Gather all lines in the data that hold the string "text".

[START Listed entries]

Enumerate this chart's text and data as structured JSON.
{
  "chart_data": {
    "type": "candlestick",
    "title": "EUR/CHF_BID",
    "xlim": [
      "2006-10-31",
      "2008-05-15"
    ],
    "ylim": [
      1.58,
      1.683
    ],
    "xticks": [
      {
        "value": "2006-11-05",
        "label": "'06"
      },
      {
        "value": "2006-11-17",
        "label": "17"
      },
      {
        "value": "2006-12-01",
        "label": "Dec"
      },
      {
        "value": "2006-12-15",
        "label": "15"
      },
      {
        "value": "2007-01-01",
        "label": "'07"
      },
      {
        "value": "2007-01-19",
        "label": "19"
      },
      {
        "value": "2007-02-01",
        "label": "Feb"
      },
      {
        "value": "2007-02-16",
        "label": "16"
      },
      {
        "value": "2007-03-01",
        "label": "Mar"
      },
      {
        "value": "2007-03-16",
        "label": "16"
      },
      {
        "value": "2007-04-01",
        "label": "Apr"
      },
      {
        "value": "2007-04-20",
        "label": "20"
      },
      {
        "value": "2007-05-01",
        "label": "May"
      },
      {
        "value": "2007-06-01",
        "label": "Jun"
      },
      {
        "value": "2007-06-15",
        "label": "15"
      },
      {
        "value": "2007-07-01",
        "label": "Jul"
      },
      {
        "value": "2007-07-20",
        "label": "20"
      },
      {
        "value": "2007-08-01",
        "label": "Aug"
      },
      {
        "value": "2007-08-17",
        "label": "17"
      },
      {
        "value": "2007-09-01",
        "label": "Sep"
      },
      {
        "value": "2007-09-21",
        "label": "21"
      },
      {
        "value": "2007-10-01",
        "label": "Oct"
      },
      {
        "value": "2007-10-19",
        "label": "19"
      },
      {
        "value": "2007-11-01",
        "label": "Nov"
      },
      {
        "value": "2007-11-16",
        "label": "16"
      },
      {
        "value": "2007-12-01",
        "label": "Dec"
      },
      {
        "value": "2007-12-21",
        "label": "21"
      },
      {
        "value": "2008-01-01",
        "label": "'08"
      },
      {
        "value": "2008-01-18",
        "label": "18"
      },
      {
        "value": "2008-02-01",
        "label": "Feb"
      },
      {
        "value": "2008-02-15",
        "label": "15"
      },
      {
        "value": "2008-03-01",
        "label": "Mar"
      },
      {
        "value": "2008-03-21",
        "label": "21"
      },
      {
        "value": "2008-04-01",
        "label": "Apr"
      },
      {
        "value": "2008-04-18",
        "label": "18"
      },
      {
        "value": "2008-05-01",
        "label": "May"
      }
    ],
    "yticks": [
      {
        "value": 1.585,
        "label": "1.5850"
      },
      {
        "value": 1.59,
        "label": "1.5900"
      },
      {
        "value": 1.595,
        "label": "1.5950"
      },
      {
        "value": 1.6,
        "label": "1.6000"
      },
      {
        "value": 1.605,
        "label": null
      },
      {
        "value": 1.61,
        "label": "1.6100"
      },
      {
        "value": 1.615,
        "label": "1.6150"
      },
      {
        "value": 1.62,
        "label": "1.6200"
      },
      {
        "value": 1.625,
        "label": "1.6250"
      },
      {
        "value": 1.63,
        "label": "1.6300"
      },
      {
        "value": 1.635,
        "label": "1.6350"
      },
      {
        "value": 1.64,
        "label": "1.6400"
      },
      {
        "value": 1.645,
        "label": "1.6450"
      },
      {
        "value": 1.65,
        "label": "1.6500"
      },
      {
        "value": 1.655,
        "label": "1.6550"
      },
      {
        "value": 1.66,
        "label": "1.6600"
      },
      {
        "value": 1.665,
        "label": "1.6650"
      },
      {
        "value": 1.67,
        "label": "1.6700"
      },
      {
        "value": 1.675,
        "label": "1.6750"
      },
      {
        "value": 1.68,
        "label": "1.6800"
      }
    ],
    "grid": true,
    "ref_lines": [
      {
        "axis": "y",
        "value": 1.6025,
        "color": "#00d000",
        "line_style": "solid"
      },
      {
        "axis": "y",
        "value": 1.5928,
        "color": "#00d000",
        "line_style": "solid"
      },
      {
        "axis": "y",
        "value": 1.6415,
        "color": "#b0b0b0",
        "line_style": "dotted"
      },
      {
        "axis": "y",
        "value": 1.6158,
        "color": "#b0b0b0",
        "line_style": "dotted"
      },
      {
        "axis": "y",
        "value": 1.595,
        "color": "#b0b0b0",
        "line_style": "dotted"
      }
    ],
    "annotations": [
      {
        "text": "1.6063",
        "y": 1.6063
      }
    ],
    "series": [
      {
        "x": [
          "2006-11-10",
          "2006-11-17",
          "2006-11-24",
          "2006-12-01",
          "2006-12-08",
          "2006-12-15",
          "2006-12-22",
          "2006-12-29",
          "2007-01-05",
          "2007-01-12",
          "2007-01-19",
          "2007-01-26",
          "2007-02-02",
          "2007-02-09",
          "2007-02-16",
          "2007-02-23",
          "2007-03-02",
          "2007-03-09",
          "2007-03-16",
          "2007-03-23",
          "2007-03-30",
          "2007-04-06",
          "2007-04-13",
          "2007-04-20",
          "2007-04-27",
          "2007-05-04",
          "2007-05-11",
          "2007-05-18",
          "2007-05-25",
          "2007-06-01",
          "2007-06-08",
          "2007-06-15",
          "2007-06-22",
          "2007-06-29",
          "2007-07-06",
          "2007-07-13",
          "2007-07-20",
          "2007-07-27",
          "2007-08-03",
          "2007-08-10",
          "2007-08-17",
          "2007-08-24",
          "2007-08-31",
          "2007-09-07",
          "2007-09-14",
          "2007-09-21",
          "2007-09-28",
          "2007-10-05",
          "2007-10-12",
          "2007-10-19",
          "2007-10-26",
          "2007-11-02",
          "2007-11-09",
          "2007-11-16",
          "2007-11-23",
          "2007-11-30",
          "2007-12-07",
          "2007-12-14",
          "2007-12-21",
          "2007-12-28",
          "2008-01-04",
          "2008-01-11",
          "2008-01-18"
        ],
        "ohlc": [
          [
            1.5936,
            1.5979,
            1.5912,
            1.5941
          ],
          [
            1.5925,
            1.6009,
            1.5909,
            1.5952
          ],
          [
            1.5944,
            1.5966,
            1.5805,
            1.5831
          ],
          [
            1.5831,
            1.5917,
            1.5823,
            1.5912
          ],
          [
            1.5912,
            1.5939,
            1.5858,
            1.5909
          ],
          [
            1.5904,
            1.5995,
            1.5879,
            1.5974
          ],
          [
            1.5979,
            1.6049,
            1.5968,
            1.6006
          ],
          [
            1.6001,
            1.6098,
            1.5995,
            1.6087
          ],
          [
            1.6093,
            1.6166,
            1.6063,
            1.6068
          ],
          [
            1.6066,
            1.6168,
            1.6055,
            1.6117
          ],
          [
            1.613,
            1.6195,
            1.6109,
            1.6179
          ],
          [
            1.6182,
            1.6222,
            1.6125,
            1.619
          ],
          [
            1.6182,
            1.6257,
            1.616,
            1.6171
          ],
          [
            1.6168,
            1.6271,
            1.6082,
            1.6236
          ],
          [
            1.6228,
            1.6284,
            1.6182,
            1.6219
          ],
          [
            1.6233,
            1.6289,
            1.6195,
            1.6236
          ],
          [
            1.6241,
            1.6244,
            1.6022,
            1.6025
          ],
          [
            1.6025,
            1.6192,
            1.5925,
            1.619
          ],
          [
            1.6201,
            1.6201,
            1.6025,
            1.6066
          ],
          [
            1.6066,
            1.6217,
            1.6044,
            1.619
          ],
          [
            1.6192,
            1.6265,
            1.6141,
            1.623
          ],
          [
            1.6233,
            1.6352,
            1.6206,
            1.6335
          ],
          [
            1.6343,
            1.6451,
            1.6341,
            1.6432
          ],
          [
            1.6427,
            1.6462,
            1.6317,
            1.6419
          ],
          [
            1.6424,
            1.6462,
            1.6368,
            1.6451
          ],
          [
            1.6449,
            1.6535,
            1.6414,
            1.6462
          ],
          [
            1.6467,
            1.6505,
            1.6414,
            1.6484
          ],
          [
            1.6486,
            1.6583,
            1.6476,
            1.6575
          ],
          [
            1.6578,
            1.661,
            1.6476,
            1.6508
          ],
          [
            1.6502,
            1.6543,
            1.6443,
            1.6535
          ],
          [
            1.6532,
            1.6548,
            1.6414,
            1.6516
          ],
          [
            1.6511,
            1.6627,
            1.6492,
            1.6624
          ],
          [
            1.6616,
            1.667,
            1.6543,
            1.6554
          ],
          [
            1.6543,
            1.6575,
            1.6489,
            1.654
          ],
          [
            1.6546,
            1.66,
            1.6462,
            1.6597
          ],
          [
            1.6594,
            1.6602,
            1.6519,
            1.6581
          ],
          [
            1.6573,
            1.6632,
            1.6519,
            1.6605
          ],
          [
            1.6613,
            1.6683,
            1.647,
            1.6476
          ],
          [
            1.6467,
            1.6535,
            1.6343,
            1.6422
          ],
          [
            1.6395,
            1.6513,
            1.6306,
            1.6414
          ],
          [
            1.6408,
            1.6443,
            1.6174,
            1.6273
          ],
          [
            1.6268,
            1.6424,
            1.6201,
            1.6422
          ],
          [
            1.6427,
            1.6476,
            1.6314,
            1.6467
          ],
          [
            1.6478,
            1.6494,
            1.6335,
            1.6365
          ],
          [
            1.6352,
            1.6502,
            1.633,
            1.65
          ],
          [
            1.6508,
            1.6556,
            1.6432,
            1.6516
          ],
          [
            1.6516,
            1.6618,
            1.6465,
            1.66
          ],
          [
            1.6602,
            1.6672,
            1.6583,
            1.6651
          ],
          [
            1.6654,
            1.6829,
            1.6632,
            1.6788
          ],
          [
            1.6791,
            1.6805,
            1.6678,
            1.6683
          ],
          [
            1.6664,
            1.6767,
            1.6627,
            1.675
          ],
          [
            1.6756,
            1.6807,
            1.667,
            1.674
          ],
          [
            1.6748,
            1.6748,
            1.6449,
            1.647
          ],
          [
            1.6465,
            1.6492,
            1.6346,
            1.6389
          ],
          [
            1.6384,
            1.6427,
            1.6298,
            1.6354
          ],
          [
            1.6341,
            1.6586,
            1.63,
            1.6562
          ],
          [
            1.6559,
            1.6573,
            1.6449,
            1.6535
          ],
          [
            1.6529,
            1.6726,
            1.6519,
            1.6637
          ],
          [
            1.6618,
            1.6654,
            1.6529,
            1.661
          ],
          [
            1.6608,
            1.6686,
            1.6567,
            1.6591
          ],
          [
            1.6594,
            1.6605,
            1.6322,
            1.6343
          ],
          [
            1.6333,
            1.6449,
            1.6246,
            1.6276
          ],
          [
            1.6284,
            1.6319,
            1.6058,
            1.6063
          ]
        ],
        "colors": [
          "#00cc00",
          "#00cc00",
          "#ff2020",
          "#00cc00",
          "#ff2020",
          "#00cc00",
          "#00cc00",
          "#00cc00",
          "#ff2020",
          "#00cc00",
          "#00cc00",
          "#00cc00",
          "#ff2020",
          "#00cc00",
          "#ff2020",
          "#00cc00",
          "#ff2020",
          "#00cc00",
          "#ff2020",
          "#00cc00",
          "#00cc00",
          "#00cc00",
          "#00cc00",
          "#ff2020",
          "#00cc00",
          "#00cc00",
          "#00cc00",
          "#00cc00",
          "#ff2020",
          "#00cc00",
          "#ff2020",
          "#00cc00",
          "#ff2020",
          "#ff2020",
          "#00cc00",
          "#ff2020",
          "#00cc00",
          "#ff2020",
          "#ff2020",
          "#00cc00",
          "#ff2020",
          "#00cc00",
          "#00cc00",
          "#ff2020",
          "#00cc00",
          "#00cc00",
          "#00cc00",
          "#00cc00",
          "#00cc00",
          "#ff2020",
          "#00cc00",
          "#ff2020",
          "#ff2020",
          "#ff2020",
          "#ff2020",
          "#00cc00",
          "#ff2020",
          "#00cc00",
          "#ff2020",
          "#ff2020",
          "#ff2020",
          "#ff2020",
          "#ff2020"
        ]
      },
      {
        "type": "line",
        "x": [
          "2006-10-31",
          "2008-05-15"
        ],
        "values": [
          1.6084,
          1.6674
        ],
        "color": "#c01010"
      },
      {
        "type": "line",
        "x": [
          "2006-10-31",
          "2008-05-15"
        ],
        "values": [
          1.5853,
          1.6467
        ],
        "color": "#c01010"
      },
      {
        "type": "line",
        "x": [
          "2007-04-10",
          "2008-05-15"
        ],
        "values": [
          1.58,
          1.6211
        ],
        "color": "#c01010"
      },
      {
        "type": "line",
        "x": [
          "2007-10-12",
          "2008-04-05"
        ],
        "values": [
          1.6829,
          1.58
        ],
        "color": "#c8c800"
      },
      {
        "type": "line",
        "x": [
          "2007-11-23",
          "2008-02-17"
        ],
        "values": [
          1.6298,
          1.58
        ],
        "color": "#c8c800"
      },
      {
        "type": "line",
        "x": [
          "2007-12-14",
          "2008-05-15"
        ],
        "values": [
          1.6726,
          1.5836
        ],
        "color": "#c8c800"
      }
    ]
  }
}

[END Listed entries]

Exercise response
Enumerate this chart's text and data as structured JSON.
        "text": "1.6063",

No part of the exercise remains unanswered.